* Exercise description *
Skip any picture you find and retype all the remaining lines exactly.

* Raw data *

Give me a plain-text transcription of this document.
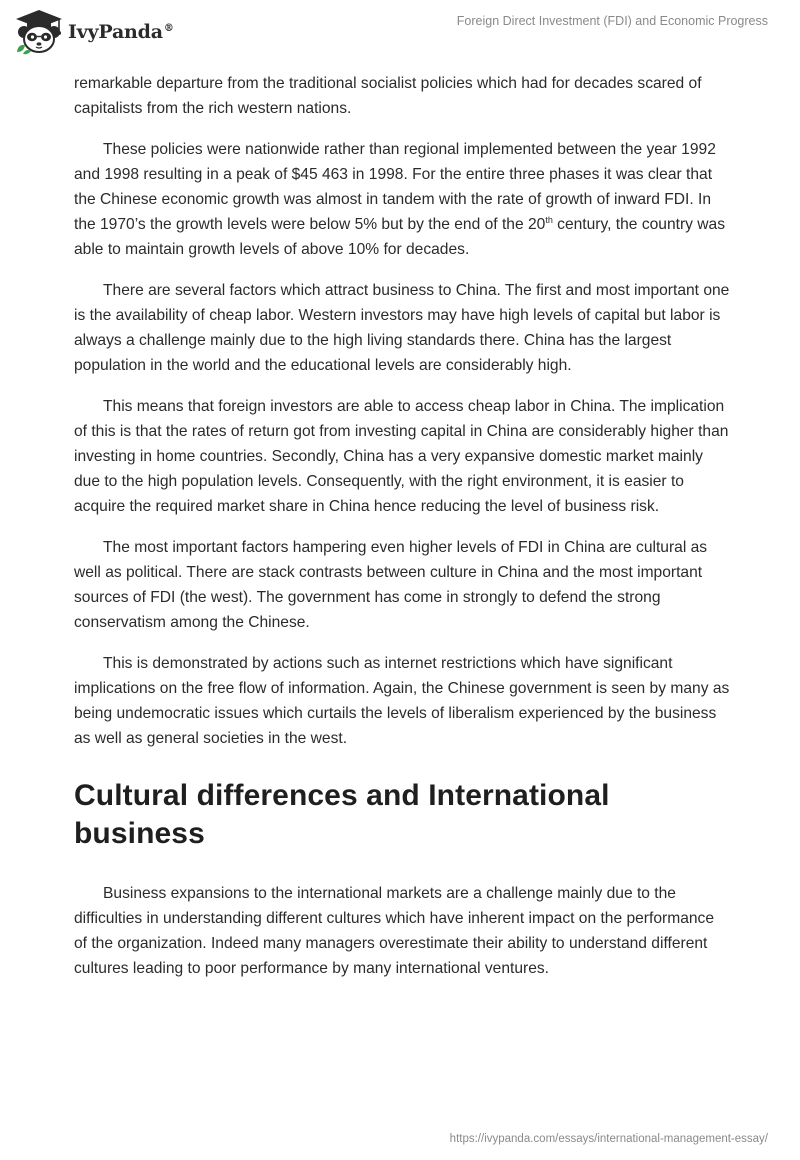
IvyPanda®
Foreign Direct Investment (FDI) and Economic Progress

remarkable departure from the traditional socialist policies which had for decades scared of capitalists from the rich western nations.

These policies were nationwide rather than regional implemented between the year 1992 and 1998 resulting in a peak of $45 463 in 1998. For the entire three phases it was clear that the Chinese economic growth was almost in tandem with the rate of growth of inward FDI. In the 1970’s the growth levels were below 5% but by the end of the 20th century, the country was able to maintain growth levels of above 10% for decades.

There are several factors which attract business to China. The first and most important one is the availability of cheap labor. Western investors may have high levels of capital but labor is always a challenge mainly due to the high living standards there. China has the largest population in the world and the educational levels are considerably high.

This means that foreign investors are able to access cheap labor in China. The implication of this is that the rates of return got from investing capital in China are considerably higher than investing in home countries. Secondly, China has a very expansive domestic market mainly due to the high population levels. Consequently, with the right environment, it is easier to acquire the required market share in China hence reducing the level of business risk.

The most important factors hampering even higher levels of FDI in China are cultural as well as political. There are stack contrasts between culture in China and the most important sources of FDI (the west). The government has come in strongly to defend the strong conservatism among the Chinese.

This is demonstrated by actions such as internet restrictions which have significant implications on the free flow of information. Again, the Chinese government is seen by many as being undemocratic issues which curtails the levels of liberalism experienced by the business as well as general societies in the west.

Cultural differences and International business

Business expansions to the international markets are a challenge mainly due to the difficulties in understanding different cultures which have inherent impact on the performance of the organization. Indeed many managers overestimate their ability to understand different cultures leading to poor performance by many international ventures.

https://ivypanda.com/essays/international-management-essay/
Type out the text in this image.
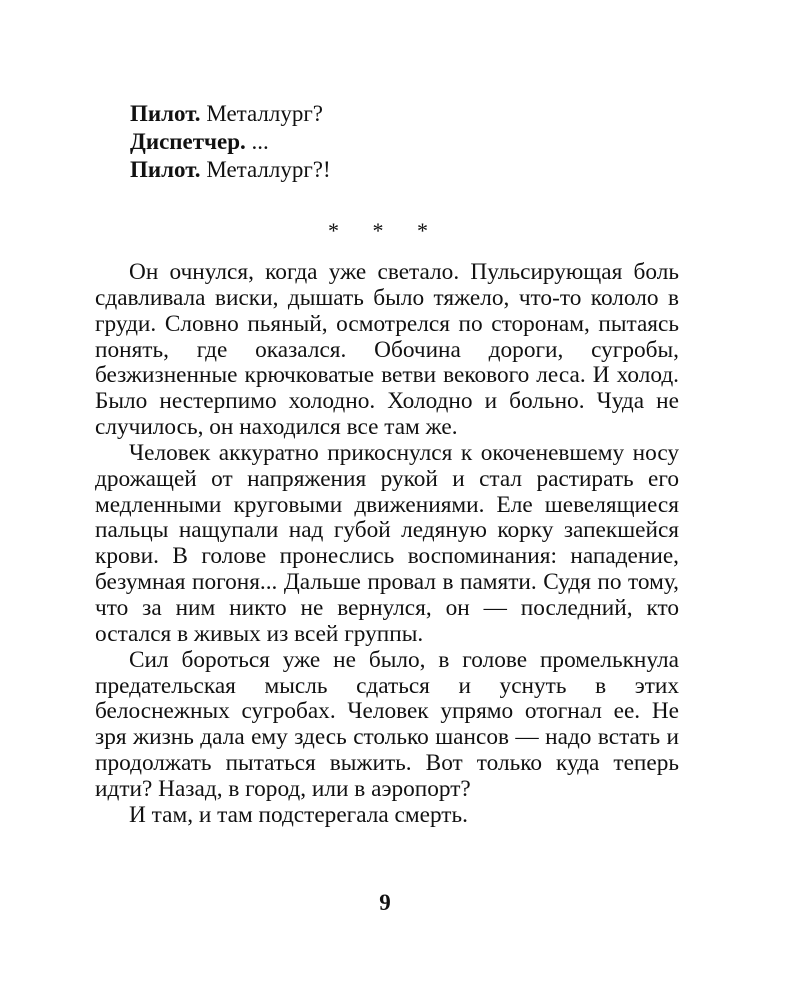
Пилот. Металлург?
Диспетчер. ...
Пилот. Металлург?!
* * *

Он очнулся, когда уже светало. Пульсирующая боль сдавливала виски, дышать было тяжело, что-то кололо в груди. Словно пьяный, осмотрелся по сторонам, пытаясь понять, где оказался. Обочина дороги, сугробы, безжизненные крючковатые ветви векового леса. И холод. Было нестерпимо холодно. Холодно и больно. Чуда не случилось, он находился все там же.

Человек аккуратно прикоснулся к окоченевшему носу дрожащей от напряжения рукой и стал растирать его медленными круговыми движениями. Еле шевелящиеся пальцы нащупали над губой ледяную корку запекшейся крови. В голове пронеслись воспоминания: нападение, безумная погоня... Дальше провал в памяти. Судя по тому, что за ним никто не вернулся, он — последний, кто остался в живых из всей группы.

Сил бороться уже не было, в голове промелькнула предательская мысль сдаться и уснуть в этих белоснежных сугробах. Человек упрямо отогнал ее. Не зря жизнь дала ему здесь столько шансов — надо встать и продолжать пытаться выжить. Вот только куда теперь идти? Назад, в город, или в аэропорт?

И там, и там подстерегала смерть.

9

* Output of the task *
Give me a plain-text transcription of this document.
IvyPanda®
Foreign Direct Investment (FDI) and Economic Progress

remarkable departure from the traditional socialist policies which had for decades scared of capitalists from the rich western nations.

These policies were nationwide rather than regional implemented between the year 1992 and 1998 resulting in a peak of $45 463 in 1998. For the entire three phases it was clear that the Chinese economic growth was almost in tandem with the rate of growth of inward FDI. In the 1970’s the growth levels were below 5% but by the end of the 20th century, the country was able to maintain growth levels of above 10% for decades.

There are several factors which attract business to China. The first and most important one is the availability of cheap labor. Western investors may have high levels of capital but labor is always a challenge mainly due to the high living standards there. China has the largest population in the world and the educational levels are considerably high.

This means that foreign investors are able to access cheap labor in China. The implication of this is that the rates of return got from investing capital in China are considerably higher than investing in home countries. Secondly, China has a very expansive domestic market mainly due to the high population levels. Consequently, with the right environment, it is easier to acquire the required market share in China hence reducing the level of business risk.

The most important factors hampering even higher levels of FDI in China are cultural as well as political. There are stack contrasts between culture in China and the most important sources of FDI (the west). The government has come in strongly to defend the strong conservatism among the Chinese.

This is demonstrated by actions such as internet restrictions which have significant implications on the free flow of information. Again, the Chinese government is seen by many as being undemocratic issues which curtails the levels of liberalism experienced by the business as well as general societies in the west.

Cultural differences and International business

Business expansions to the international markets are a challenge mainly due to the difficulties in understanding different cultures which have inherent impact on the performance of the organization. Indeed many managers overestimate their ability to understand different cultures leading to poor performance by many international ventures.

https://ivypanda.com/essays/international-management-essay/
Type out the text in this image.
Пилот. Металлург?
Диспетчер. ...
Пилот. Металлург?!
* * *

Он очнулся, когда уже светало. Пульсирующая боль сдавливала виски, дышать было тяжело, что-то кололо в груди. Словно пьяный, осмотрелся по сторонам, пытаясь понять, где оказался. Обочина дороги, сугробы, безжизненные крючковатые ветви векового леса. И холод. Было нестерпимо холодно. Холодно и больно. Чуда не случилось, он находился все там же.

Человек аккуратно прикоснулся к окоченевшему носу дрожащей от напряжения рукой и стал растирать его медленными круговыми движениями. Еле шевелящиеся пальцы нащупали над губой ледяную корку запекшейся крови. В голове пронеслись воспоминания: нападение, безумная погоня... Дальше провал в памяти. Судя по тому, что за ним никто не вернулся, он — последний, кто остался в живых из всей группы.

Сил бороться уже не было, в голове промелькнула предательская мысль сдаться и уснуть в этих белоснежных сугробах. Человек упрямо отогнал ее. Не зря жизнь дала ему здесь столько шансов — надо встать и продолжать пытаться выжить. Вот только куда теперь идти? Назад, в город, или в аэропорт?

И там, и там подстерегала смерть.

9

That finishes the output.